### Stated goal:
Comb through the entries for "Accommodation" and pull out each line that holds it.

▬▬▬▬▬▬

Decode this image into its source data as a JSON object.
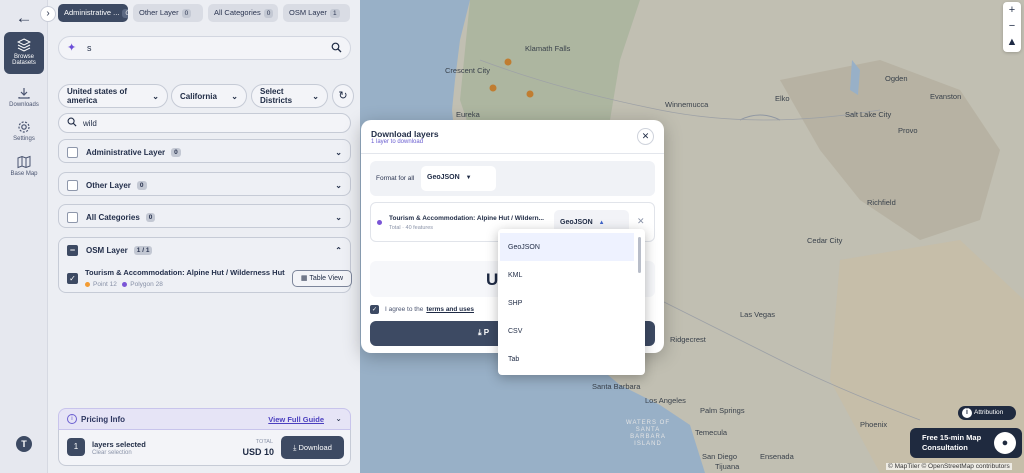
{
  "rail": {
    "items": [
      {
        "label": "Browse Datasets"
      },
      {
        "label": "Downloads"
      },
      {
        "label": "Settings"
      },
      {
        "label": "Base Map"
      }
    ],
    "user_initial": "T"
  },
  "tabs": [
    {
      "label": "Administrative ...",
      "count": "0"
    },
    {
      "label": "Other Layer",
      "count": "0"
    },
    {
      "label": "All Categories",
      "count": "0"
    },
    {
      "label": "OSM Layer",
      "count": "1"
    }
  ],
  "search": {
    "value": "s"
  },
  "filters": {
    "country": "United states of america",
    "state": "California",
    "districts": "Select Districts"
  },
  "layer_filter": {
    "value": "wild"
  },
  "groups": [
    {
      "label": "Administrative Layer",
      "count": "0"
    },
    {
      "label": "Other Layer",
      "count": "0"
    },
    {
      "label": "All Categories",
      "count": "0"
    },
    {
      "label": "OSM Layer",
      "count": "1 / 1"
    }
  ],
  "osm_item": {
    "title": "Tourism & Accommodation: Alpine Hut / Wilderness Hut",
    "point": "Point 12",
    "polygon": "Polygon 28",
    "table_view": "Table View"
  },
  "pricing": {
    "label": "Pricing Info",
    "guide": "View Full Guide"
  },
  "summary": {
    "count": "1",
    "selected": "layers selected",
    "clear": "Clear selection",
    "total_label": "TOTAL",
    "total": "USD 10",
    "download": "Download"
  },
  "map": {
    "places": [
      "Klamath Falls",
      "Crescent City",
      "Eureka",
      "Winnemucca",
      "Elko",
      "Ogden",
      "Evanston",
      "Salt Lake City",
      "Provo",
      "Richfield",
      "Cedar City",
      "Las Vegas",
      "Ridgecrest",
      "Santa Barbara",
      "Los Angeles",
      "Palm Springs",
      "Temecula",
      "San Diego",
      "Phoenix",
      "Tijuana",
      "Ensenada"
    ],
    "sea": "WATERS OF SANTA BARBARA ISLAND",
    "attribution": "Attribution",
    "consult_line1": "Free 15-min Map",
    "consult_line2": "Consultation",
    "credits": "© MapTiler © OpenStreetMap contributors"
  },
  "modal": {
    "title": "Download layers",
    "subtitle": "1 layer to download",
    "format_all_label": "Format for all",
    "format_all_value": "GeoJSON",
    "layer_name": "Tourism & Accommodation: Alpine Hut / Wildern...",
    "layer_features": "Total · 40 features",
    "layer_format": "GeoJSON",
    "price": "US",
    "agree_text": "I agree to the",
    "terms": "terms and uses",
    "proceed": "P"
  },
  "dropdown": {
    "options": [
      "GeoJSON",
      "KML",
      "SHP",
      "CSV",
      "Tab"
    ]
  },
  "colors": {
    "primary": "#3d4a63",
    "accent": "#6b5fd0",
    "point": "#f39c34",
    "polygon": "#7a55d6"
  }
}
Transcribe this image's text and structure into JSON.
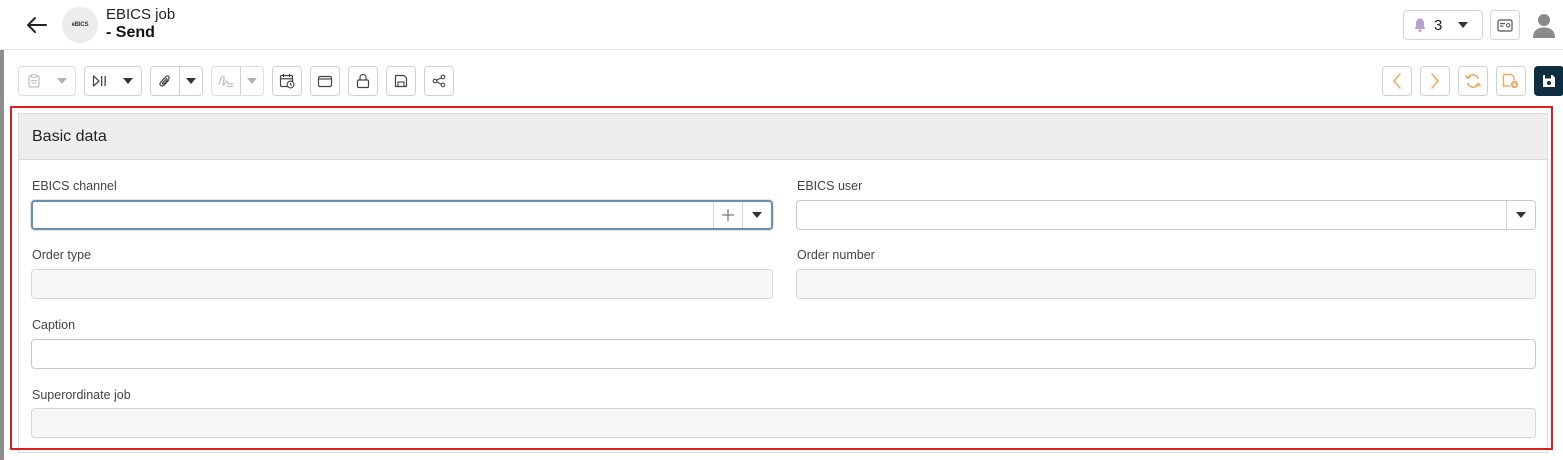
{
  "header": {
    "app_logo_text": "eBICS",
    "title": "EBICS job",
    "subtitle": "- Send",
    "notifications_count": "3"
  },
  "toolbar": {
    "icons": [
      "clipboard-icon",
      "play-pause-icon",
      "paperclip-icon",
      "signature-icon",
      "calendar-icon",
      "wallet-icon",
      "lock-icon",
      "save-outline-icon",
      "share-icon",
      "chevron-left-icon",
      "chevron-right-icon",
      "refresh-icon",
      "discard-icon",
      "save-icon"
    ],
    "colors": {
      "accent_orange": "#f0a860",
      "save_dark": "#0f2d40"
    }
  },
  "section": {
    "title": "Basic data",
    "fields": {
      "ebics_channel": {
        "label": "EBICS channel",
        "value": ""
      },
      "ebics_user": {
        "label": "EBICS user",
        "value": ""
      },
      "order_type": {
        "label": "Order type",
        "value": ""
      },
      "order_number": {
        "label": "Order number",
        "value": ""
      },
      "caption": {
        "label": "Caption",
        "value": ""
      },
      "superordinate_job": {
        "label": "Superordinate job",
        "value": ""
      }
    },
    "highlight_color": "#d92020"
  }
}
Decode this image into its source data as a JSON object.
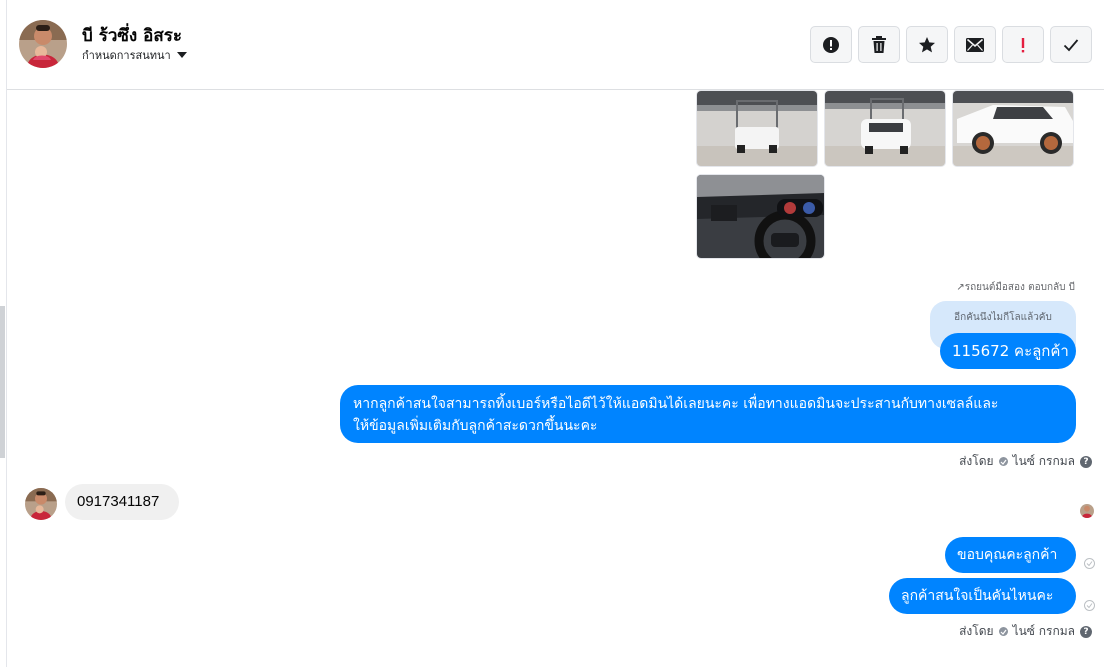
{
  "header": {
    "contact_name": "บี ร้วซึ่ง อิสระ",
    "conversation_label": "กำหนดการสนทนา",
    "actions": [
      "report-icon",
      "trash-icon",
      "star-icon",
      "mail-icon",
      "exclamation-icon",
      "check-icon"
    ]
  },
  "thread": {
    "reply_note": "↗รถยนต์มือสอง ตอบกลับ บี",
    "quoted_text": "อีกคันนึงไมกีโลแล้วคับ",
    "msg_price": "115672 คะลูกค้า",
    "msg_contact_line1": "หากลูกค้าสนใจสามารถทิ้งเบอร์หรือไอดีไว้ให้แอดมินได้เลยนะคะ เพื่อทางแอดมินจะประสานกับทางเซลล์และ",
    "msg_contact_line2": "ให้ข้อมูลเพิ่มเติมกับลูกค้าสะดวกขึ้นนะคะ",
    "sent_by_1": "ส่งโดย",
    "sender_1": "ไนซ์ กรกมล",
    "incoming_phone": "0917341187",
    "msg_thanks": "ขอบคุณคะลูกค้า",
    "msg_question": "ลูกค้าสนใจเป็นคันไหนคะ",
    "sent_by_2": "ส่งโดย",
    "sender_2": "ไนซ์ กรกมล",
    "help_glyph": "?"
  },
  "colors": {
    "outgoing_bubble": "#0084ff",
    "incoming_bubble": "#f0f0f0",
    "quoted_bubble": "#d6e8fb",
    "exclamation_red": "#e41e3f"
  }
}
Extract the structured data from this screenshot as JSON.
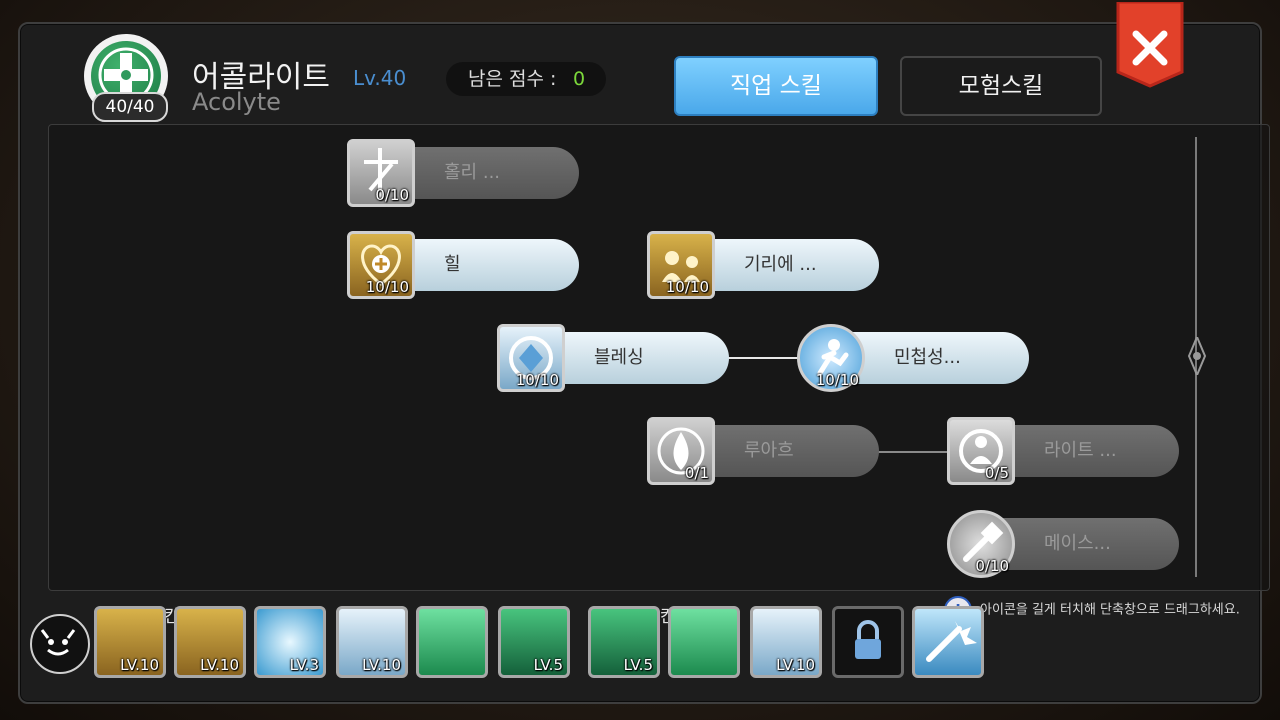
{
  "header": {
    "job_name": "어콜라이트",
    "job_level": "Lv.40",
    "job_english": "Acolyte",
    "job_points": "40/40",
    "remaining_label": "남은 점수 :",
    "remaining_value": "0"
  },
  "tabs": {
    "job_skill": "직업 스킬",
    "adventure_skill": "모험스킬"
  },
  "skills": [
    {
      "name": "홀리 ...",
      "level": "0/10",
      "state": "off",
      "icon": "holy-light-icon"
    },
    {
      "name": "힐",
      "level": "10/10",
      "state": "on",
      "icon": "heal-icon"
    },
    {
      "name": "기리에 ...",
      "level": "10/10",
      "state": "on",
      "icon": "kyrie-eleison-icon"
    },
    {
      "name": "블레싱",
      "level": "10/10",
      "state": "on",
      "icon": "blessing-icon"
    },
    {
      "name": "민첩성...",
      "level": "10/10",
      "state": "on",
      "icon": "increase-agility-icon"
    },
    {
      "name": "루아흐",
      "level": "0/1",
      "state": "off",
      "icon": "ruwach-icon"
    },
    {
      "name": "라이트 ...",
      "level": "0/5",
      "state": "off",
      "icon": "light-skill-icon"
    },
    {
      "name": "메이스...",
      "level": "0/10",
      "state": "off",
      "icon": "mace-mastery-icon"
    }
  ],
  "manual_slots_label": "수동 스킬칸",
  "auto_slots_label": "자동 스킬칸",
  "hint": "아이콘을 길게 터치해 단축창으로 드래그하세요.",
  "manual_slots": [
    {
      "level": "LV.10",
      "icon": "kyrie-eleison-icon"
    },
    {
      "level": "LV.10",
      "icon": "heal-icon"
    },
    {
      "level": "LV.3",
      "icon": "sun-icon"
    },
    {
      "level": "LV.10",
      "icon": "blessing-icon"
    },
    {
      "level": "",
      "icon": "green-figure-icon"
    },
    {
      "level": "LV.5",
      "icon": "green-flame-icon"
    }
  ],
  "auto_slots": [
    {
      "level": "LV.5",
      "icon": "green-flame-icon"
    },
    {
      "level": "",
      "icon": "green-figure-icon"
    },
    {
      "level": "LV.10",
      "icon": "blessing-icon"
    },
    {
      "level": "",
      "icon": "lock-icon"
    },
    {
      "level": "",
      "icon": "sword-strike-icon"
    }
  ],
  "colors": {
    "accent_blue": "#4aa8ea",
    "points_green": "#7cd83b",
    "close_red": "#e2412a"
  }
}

▬▬▬▬▬▬

### Written response:
    "title": "Tourism & Accommodation: Alpine Hut / Wilderness Hut",
    "layer_name": "Tourism & Accommodation: Alpine Hut / Wildern...",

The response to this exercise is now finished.